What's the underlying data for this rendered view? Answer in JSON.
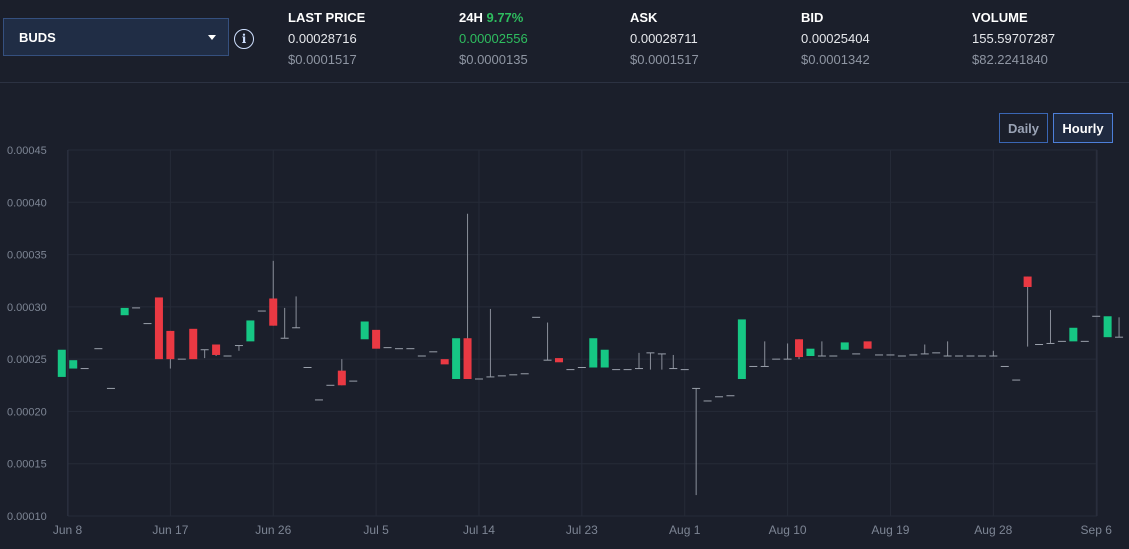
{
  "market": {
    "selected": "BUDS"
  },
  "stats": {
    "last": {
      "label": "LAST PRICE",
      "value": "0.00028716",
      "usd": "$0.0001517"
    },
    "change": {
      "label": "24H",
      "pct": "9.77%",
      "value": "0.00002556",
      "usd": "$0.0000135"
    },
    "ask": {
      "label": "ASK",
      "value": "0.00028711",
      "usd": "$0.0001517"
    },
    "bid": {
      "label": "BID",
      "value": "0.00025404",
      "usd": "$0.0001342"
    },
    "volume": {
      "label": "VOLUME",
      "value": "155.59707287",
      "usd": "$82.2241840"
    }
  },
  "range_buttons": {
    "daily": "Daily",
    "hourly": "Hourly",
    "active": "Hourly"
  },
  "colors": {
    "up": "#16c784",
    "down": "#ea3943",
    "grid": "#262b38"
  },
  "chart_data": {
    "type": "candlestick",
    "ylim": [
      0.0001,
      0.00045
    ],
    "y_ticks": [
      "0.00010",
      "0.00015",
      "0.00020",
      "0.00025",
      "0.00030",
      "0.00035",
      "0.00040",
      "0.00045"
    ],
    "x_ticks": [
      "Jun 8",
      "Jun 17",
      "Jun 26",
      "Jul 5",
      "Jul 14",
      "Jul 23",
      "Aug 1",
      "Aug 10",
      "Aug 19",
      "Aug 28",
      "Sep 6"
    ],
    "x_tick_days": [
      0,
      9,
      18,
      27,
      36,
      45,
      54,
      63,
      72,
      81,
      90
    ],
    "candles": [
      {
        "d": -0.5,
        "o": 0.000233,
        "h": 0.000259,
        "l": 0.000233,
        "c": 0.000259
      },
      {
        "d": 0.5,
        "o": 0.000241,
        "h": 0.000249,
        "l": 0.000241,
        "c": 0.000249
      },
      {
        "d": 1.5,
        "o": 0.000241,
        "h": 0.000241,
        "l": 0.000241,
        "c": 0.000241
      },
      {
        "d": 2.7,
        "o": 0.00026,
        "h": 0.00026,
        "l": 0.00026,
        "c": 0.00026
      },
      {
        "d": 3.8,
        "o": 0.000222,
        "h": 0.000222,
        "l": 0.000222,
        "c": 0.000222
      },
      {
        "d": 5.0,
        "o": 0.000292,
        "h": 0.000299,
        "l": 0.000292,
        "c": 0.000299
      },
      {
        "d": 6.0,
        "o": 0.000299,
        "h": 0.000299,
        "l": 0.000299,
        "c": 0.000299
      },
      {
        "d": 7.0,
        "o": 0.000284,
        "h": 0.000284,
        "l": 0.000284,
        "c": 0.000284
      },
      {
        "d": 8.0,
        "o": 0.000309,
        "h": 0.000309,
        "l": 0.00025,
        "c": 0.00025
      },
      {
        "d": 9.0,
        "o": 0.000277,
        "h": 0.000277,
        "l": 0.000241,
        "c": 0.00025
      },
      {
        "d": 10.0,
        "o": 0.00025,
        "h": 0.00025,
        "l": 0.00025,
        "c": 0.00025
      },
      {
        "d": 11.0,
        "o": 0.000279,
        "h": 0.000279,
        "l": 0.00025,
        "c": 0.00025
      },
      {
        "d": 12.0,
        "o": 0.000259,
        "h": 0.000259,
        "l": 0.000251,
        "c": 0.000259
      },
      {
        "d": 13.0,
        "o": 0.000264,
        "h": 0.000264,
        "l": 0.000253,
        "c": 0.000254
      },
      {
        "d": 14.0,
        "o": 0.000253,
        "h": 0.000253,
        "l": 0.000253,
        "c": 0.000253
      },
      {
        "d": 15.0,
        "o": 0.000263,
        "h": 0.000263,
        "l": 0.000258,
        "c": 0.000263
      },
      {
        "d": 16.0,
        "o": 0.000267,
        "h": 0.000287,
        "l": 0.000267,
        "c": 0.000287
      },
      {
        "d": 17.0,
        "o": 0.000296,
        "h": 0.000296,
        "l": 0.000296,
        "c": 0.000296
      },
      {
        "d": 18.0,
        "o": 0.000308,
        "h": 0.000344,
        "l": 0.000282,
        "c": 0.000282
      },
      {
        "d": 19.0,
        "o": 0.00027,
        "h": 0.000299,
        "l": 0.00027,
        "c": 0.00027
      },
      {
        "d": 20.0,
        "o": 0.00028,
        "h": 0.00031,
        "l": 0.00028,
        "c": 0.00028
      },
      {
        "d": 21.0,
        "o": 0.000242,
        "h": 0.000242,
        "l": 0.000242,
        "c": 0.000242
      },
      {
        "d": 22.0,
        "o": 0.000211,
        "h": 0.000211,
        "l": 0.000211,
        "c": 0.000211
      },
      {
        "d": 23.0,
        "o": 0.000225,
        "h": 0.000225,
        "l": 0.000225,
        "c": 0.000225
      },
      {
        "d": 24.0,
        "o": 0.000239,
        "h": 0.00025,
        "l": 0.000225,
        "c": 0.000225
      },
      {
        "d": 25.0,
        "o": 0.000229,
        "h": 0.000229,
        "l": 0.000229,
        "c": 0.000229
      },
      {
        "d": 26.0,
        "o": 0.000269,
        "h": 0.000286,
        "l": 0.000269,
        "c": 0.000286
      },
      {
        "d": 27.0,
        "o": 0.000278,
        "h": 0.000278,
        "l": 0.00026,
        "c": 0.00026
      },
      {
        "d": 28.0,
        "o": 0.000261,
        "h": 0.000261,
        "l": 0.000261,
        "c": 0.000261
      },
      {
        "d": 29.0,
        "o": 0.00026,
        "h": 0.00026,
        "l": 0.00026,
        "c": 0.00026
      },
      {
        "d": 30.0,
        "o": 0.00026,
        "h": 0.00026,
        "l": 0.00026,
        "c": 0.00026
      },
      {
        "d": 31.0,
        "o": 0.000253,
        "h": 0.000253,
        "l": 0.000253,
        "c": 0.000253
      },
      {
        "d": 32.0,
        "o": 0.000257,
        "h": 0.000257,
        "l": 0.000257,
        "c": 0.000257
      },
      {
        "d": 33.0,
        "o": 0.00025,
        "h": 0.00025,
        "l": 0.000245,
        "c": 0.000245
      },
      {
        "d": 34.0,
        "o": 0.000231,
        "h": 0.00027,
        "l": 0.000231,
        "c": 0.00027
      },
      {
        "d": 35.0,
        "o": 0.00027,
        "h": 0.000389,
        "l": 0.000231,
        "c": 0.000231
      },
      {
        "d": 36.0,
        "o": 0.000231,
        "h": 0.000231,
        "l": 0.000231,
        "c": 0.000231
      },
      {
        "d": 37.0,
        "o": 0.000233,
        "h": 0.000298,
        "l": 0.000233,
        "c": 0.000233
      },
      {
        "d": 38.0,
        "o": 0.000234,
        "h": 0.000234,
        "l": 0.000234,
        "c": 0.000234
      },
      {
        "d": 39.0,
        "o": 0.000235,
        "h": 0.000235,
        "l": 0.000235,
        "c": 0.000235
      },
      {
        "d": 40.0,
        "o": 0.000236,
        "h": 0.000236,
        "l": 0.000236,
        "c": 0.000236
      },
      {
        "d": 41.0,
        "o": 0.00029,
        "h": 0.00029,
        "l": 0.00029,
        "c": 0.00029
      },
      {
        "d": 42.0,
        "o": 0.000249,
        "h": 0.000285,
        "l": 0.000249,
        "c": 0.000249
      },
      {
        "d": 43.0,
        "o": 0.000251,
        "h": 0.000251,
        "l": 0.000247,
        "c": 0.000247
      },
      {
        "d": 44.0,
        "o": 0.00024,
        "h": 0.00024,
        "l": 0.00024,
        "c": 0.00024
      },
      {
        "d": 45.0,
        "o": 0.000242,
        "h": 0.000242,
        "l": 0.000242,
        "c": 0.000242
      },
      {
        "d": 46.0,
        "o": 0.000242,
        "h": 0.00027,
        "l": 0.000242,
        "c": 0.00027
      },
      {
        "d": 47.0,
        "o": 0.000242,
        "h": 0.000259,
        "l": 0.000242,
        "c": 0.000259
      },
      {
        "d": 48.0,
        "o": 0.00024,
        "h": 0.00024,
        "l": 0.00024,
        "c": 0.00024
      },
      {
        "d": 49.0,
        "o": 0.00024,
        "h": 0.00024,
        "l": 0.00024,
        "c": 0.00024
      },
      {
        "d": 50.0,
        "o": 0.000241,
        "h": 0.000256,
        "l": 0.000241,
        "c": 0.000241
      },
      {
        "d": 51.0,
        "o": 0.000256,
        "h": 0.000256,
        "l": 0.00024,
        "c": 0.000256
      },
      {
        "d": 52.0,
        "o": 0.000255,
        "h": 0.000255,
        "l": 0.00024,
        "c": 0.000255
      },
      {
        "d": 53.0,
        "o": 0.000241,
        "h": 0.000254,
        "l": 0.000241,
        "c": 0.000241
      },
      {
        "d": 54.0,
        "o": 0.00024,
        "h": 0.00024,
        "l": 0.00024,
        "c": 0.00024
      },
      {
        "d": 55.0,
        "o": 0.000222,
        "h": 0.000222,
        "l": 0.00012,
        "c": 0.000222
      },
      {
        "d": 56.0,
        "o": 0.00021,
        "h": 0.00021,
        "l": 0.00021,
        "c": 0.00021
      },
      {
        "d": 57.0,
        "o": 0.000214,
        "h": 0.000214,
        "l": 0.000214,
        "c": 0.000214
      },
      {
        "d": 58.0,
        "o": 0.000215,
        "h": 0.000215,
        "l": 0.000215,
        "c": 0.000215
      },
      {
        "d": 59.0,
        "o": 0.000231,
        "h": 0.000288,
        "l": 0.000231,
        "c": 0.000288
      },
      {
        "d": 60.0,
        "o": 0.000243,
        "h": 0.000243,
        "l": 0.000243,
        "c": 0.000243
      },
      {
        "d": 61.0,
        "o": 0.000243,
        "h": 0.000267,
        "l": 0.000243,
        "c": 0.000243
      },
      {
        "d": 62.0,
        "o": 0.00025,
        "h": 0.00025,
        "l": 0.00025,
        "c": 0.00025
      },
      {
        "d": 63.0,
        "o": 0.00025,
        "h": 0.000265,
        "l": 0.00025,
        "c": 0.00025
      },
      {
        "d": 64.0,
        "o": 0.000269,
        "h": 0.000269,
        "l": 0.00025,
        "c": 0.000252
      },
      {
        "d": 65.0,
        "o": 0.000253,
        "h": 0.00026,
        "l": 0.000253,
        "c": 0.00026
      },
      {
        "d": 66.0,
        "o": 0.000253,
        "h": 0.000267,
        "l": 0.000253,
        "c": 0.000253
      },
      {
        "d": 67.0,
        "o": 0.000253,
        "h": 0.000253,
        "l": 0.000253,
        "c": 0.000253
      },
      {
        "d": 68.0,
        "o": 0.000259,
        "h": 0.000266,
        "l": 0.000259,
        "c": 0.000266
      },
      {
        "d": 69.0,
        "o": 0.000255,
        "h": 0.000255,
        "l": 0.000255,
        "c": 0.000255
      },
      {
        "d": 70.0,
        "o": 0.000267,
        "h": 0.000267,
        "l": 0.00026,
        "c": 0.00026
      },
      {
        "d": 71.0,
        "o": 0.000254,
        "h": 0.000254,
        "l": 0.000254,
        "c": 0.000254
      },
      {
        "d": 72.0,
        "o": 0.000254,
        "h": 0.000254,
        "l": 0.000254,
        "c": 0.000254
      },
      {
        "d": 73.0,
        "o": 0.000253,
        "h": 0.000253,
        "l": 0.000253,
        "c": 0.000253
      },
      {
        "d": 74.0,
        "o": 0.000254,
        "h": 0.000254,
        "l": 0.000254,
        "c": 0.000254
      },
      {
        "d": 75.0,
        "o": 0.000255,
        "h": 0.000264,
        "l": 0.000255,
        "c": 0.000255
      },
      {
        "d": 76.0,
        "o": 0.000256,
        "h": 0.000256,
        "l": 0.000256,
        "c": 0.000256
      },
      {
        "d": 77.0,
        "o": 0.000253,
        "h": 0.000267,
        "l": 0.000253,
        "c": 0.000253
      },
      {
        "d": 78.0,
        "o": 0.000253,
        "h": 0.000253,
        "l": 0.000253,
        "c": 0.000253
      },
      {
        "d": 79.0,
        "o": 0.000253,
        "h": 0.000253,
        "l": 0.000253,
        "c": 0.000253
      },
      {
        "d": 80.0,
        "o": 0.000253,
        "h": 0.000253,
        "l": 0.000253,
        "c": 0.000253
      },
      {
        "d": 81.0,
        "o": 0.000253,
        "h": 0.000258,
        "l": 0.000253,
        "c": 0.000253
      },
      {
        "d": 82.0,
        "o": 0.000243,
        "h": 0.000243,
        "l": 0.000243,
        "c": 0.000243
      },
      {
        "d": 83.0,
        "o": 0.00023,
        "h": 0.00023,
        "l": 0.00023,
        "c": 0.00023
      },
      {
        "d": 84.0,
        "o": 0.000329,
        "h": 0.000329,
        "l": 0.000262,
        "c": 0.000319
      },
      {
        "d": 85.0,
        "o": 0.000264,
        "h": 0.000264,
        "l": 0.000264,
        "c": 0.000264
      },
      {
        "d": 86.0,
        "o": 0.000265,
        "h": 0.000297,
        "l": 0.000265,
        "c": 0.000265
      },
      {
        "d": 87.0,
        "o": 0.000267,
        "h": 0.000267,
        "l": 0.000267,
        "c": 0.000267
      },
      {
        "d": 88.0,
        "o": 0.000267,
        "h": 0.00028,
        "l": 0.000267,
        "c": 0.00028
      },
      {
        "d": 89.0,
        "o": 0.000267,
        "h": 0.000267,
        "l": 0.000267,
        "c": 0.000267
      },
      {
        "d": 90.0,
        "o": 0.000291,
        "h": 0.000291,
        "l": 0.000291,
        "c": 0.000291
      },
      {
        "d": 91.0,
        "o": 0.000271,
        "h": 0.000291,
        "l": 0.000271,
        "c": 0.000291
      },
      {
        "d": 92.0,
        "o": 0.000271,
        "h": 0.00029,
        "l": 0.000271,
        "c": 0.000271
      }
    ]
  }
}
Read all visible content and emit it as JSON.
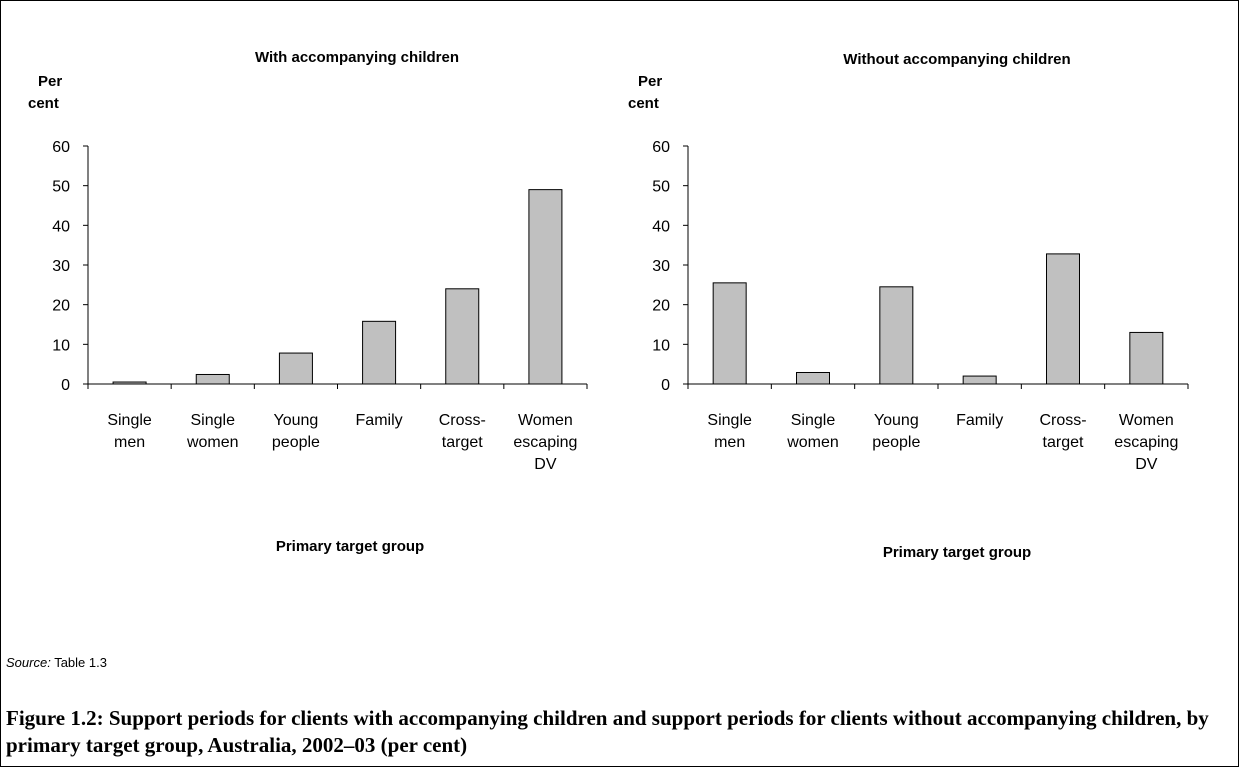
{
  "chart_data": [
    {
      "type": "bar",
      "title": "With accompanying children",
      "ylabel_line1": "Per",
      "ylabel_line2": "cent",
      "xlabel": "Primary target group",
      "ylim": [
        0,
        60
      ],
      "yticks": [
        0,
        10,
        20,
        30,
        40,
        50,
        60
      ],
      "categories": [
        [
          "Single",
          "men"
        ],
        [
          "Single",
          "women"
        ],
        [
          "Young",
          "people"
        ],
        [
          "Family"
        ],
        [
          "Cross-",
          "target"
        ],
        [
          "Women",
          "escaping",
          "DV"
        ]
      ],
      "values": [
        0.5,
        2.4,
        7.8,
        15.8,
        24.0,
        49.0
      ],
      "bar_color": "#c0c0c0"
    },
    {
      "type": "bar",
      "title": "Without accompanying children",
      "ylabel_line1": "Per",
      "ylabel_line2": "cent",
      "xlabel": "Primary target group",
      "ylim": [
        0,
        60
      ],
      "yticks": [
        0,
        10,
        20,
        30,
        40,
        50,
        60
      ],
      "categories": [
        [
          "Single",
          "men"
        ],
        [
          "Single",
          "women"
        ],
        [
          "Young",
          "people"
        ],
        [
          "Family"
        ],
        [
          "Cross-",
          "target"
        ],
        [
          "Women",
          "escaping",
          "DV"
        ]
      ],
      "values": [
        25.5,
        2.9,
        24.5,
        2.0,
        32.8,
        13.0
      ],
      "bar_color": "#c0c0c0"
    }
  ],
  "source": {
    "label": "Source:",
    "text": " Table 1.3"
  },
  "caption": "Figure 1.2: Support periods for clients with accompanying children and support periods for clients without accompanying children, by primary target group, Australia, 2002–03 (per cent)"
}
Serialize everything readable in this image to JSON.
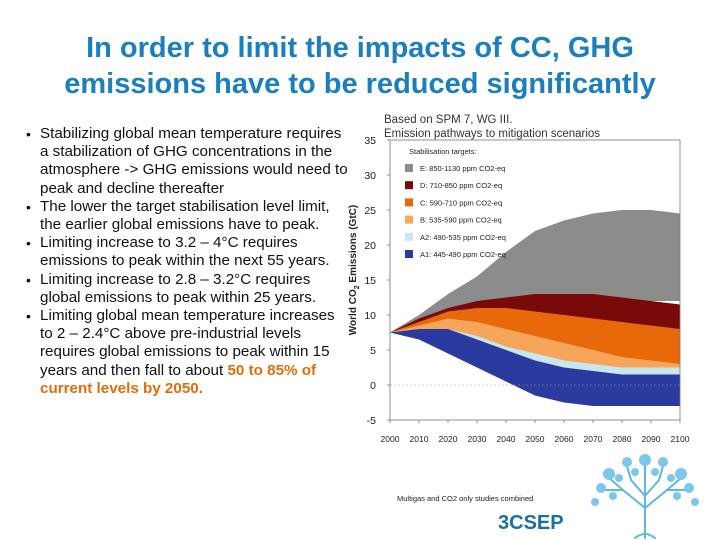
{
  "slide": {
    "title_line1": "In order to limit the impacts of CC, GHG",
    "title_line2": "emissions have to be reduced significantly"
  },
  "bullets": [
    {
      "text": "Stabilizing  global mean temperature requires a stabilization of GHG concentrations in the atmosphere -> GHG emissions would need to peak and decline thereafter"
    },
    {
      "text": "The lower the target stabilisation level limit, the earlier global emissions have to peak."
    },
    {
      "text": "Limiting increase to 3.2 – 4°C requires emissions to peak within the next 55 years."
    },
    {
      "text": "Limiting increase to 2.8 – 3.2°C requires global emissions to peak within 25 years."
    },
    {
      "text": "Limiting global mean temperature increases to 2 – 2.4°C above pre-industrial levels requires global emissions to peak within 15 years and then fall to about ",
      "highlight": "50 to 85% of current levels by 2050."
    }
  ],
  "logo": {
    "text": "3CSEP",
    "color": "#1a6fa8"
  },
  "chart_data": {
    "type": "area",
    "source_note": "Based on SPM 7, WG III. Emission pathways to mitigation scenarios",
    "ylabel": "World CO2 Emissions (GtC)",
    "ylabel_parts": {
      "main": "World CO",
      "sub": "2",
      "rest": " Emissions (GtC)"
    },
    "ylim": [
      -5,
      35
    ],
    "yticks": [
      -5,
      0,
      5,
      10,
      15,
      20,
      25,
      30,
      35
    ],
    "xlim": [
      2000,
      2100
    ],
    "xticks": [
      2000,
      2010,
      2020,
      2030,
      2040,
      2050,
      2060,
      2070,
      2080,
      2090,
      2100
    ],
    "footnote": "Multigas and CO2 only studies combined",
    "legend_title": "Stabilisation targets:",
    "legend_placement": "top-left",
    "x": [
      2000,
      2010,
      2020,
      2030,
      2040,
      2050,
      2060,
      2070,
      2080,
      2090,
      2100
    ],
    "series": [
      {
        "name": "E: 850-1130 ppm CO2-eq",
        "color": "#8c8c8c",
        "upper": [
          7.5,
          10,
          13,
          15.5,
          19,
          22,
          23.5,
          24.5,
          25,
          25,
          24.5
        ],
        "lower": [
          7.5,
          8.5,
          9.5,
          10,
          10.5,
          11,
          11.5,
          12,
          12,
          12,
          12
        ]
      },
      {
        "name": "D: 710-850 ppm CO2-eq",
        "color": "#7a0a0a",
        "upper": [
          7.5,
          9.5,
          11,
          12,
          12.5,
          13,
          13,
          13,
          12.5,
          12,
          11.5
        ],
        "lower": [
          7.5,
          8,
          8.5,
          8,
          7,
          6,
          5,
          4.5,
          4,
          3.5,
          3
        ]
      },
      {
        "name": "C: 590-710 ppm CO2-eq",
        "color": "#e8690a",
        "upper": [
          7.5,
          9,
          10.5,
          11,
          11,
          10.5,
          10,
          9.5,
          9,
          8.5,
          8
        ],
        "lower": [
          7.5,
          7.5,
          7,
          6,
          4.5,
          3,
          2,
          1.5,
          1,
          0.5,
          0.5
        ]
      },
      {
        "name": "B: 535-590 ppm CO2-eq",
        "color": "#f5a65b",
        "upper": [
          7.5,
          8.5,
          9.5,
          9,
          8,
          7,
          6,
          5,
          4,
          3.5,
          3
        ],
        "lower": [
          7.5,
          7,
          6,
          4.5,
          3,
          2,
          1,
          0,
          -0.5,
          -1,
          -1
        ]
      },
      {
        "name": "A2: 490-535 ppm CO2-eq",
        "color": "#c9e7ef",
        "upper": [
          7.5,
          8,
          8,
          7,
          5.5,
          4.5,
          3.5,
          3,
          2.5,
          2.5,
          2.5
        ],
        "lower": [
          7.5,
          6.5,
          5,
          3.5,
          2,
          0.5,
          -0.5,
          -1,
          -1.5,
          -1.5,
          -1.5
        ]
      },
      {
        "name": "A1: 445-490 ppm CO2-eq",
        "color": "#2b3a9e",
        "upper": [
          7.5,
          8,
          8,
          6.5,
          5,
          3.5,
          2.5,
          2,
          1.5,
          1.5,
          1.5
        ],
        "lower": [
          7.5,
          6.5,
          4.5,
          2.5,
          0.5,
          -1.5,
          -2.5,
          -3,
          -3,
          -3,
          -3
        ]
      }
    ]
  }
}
--*--
- Aim of the exercise
Report how many lines of the records above contain the word "World", giving only the number.

- Task answer
2